-- begin Supplied information --

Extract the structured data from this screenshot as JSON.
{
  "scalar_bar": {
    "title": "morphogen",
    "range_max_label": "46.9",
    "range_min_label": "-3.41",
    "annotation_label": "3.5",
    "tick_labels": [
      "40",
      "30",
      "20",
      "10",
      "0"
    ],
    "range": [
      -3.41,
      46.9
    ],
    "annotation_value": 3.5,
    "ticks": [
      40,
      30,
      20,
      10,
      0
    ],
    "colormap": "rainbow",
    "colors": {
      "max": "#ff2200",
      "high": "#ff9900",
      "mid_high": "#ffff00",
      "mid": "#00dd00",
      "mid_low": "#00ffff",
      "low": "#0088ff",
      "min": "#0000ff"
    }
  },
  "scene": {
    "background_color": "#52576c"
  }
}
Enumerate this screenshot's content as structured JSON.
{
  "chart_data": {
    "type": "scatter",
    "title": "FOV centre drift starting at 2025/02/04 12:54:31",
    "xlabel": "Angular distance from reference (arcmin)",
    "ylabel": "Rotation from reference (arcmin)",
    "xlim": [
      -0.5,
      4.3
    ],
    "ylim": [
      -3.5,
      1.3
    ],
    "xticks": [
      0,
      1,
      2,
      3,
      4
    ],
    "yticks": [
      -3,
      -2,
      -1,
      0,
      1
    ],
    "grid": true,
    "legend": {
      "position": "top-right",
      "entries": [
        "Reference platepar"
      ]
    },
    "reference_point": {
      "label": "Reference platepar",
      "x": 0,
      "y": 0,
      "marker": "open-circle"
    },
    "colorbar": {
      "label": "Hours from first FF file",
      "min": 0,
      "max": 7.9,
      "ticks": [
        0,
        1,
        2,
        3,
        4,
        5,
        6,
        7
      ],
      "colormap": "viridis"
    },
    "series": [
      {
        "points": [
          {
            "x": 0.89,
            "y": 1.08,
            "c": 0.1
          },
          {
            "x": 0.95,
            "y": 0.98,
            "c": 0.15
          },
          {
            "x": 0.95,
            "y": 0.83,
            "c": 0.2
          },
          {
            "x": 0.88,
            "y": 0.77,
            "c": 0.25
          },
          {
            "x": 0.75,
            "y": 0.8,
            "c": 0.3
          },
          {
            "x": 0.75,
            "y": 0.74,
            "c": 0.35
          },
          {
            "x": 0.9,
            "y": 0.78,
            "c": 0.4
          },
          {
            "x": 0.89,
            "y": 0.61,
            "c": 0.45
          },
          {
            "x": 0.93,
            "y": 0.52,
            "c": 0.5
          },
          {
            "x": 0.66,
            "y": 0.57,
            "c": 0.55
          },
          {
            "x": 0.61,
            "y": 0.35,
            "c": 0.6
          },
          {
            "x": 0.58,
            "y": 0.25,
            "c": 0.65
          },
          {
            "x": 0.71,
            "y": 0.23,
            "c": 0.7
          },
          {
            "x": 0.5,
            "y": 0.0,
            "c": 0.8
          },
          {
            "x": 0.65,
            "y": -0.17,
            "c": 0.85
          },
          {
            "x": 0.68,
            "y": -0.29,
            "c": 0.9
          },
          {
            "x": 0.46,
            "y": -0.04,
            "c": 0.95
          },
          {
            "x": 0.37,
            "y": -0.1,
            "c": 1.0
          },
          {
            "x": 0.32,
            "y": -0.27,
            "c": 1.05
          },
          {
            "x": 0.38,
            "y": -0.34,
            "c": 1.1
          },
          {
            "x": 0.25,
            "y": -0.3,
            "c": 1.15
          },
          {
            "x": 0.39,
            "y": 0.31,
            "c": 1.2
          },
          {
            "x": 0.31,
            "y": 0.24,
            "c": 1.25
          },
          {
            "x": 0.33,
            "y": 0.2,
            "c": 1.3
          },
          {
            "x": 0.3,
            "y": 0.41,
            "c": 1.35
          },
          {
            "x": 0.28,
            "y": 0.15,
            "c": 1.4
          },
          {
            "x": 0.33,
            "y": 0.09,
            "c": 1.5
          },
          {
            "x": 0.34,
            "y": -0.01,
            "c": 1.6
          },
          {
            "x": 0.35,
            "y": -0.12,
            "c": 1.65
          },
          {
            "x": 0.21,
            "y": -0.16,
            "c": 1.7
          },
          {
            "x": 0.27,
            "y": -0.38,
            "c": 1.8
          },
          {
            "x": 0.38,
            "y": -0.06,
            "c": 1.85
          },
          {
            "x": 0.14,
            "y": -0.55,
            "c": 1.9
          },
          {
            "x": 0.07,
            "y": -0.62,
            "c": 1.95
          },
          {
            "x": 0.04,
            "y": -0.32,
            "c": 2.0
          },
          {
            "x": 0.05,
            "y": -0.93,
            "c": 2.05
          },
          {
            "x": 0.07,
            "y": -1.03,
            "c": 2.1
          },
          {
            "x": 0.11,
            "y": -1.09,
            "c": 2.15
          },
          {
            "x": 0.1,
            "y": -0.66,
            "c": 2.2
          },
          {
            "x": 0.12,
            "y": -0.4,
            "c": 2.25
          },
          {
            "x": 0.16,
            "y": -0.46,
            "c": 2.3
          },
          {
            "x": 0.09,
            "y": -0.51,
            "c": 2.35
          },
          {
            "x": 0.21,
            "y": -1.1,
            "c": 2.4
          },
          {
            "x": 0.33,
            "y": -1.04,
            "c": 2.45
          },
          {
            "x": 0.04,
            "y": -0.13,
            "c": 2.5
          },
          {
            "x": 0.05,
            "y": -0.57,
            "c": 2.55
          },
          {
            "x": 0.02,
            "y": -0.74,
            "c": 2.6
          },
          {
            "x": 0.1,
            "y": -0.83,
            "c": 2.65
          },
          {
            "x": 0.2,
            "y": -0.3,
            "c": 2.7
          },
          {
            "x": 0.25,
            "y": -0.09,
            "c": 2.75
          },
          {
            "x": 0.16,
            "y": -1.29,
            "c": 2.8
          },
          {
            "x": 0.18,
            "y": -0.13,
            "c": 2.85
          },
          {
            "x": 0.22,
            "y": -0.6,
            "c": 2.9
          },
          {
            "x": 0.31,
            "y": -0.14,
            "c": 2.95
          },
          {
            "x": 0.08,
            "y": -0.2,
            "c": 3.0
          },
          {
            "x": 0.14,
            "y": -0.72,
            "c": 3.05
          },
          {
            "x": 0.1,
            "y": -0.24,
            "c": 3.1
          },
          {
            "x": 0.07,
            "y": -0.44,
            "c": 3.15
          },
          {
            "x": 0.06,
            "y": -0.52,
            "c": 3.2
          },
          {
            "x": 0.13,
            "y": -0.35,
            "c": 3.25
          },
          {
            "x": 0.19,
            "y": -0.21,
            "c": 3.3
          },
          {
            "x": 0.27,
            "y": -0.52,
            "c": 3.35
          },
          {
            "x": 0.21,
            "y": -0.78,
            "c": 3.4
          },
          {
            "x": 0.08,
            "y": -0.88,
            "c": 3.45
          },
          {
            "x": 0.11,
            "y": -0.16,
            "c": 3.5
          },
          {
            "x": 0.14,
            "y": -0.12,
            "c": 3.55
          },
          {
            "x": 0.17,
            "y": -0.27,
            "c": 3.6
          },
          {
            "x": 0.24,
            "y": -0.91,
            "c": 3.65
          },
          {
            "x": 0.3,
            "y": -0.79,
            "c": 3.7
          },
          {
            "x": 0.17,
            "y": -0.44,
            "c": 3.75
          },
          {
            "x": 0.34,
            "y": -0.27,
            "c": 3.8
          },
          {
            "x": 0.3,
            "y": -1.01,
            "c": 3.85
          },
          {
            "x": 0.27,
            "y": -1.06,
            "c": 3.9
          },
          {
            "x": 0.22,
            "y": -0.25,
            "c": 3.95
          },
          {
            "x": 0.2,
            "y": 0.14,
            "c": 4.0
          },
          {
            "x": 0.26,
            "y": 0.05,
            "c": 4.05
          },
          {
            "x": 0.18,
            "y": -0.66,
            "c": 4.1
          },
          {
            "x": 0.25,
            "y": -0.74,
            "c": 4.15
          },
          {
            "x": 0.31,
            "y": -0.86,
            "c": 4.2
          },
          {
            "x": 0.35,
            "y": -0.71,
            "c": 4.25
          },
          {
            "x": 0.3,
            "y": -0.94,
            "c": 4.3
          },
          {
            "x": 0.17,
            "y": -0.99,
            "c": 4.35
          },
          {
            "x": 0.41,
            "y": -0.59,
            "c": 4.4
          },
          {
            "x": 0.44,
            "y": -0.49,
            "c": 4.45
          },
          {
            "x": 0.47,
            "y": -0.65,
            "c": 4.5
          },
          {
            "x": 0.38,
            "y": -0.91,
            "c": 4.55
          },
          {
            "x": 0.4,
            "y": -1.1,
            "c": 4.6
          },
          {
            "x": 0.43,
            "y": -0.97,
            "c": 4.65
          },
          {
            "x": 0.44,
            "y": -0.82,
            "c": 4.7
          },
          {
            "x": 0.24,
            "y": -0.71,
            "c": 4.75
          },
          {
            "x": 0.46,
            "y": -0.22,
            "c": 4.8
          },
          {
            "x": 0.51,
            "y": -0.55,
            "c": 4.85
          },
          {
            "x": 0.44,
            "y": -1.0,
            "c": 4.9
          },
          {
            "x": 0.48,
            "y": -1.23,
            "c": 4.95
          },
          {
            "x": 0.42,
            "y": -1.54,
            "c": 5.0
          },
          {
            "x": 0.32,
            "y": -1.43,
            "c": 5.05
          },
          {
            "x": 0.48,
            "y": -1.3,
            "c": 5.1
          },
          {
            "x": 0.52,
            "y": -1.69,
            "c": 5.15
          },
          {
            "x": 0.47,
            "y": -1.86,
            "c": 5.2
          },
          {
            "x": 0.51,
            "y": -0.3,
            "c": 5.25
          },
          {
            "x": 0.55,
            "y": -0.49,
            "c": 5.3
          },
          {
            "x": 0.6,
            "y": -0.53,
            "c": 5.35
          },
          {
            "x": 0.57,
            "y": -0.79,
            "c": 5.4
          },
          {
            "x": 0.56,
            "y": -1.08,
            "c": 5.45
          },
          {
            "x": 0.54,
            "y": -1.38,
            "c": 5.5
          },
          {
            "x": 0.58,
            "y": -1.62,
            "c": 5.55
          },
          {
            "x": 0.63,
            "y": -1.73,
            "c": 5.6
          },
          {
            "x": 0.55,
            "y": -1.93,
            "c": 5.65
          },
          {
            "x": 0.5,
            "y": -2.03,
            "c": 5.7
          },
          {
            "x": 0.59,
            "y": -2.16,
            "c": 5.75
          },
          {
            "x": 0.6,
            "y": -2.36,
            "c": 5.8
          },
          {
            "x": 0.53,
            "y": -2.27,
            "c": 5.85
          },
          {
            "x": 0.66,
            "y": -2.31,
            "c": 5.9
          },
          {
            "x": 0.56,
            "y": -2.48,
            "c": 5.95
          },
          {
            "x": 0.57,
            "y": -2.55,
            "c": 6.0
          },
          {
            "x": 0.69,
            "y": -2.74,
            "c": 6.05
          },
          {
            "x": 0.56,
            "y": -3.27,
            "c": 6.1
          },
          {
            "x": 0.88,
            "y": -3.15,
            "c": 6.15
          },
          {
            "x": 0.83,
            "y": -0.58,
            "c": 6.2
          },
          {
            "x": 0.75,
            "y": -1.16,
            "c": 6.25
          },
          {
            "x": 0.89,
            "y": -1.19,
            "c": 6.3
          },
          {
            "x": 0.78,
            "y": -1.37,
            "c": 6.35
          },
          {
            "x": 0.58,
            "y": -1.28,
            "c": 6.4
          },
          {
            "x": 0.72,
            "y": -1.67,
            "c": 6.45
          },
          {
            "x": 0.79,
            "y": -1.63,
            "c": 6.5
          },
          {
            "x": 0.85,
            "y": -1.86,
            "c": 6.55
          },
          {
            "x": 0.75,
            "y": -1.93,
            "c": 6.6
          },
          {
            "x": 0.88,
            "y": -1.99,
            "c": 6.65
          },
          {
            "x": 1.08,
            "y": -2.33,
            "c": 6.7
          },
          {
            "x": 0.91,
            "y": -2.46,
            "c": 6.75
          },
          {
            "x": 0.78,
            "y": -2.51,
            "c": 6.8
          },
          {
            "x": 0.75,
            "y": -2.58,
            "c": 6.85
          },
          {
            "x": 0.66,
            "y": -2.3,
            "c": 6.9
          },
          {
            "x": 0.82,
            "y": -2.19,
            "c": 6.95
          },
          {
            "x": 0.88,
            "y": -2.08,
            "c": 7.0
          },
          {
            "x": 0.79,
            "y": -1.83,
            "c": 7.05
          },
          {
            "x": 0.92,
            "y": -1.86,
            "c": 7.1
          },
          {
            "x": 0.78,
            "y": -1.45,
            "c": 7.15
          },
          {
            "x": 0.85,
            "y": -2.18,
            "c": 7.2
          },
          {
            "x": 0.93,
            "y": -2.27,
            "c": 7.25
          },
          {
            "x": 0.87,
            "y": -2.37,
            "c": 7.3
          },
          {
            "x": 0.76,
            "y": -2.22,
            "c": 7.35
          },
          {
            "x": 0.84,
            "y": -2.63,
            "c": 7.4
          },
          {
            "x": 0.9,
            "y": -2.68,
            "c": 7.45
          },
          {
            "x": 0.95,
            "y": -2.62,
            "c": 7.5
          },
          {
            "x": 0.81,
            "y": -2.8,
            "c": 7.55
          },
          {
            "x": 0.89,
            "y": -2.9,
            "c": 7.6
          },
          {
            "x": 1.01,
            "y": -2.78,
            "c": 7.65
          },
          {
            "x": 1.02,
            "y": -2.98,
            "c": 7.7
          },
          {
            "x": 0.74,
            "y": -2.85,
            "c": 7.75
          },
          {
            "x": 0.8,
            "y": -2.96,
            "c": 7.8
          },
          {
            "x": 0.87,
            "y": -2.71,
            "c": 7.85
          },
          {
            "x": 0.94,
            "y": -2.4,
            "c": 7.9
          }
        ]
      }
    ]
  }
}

-- end Supplied information --

Set task: Copy out each line of the records that holds the string "this".

Exercise result:
Extract the structured data from this screenshot as JSON.
Enumerate this screenshot's content as structured JSON.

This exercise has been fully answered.